--- TASK PROMPT ---
Go through the listing and copy each line with the string "input".
++++
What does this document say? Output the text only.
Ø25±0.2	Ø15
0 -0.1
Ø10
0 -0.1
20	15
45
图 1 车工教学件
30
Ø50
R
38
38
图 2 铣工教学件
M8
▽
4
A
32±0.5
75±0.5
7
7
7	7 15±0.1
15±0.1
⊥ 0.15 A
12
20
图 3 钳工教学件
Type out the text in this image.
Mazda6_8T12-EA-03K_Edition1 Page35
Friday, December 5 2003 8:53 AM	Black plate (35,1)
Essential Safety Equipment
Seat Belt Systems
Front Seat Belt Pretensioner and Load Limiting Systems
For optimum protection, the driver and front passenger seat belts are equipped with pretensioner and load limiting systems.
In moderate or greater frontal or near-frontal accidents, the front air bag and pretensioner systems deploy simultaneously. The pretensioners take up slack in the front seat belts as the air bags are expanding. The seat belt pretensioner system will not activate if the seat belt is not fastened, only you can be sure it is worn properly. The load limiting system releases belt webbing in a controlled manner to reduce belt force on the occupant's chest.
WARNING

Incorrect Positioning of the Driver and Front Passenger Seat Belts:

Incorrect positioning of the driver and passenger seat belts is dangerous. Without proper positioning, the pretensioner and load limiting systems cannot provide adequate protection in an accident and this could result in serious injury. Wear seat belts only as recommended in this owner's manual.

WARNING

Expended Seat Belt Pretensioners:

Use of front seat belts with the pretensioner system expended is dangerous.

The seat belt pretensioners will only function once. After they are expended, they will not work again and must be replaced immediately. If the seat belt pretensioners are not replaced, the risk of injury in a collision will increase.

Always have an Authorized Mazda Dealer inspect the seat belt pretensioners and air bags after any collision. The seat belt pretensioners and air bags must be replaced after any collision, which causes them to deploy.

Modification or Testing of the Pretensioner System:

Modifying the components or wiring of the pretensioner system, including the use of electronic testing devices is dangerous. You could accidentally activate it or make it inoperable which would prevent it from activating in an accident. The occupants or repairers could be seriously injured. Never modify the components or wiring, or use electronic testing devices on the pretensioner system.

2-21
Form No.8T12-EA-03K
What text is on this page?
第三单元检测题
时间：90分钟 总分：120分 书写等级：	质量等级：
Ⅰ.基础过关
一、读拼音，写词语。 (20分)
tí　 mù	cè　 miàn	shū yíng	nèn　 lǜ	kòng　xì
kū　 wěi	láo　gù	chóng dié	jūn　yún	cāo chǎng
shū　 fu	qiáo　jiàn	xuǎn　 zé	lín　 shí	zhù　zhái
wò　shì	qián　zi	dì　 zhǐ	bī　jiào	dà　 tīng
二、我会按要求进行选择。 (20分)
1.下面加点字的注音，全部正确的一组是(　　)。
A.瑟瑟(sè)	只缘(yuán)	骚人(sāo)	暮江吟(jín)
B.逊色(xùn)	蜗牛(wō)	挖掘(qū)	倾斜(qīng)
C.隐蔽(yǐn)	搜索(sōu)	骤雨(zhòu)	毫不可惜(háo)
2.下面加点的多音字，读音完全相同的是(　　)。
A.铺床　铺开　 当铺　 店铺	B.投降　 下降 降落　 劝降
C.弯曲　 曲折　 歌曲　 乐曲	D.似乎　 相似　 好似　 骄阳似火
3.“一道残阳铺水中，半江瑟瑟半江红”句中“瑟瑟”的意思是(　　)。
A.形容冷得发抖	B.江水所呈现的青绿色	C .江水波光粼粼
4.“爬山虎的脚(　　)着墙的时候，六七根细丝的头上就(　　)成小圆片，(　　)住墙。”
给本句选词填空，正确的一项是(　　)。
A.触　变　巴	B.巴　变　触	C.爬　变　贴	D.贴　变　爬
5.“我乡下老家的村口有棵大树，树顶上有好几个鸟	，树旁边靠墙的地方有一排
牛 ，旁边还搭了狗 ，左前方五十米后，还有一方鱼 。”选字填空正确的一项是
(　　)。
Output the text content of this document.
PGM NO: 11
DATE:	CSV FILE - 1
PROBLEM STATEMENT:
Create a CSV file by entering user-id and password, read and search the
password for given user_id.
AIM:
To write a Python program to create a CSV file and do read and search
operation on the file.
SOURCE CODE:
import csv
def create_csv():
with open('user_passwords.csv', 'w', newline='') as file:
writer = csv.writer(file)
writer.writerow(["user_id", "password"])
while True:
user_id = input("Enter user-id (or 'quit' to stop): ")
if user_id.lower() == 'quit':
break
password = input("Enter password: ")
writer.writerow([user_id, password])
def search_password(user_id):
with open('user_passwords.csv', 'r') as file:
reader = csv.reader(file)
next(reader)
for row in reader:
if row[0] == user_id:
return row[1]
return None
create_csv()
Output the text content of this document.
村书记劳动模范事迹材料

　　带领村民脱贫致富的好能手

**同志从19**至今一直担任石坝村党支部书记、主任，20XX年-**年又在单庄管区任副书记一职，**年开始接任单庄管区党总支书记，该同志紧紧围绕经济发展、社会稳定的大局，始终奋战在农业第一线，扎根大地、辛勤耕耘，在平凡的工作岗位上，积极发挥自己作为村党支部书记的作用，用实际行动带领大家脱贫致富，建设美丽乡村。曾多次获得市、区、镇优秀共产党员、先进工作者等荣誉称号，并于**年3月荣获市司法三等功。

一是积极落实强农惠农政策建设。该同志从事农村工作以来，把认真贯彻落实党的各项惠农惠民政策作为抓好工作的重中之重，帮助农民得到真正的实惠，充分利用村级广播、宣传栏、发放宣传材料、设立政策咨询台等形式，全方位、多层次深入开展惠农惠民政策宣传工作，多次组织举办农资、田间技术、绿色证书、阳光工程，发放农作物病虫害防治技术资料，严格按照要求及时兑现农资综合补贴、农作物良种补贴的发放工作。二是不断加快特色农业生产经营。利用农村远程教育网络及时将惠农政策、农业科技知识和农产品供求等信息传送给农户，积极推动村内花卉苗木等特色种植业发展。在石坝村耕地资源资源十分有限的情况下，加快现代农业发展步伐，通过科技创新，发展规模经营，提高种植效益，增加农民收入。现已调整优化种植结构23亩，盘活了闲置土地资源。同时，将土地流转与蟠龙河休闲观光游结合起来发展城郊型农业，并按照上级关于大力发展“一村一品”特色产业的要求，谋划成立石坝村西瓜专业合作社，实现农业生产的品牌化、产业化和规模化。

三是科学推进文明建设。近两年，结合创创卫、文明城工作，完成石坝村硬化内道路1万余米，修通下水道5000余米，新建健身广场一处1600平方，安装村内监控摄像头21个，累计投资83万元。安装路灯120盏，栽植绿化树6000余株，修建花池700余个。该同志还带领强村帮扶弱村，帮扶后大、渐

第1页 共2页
++++
--- RESPONSE TO THE EXERCISE ---
user_id = input("Enter user-id (or 'quit' to stop): ")
password = input("Enter password: ")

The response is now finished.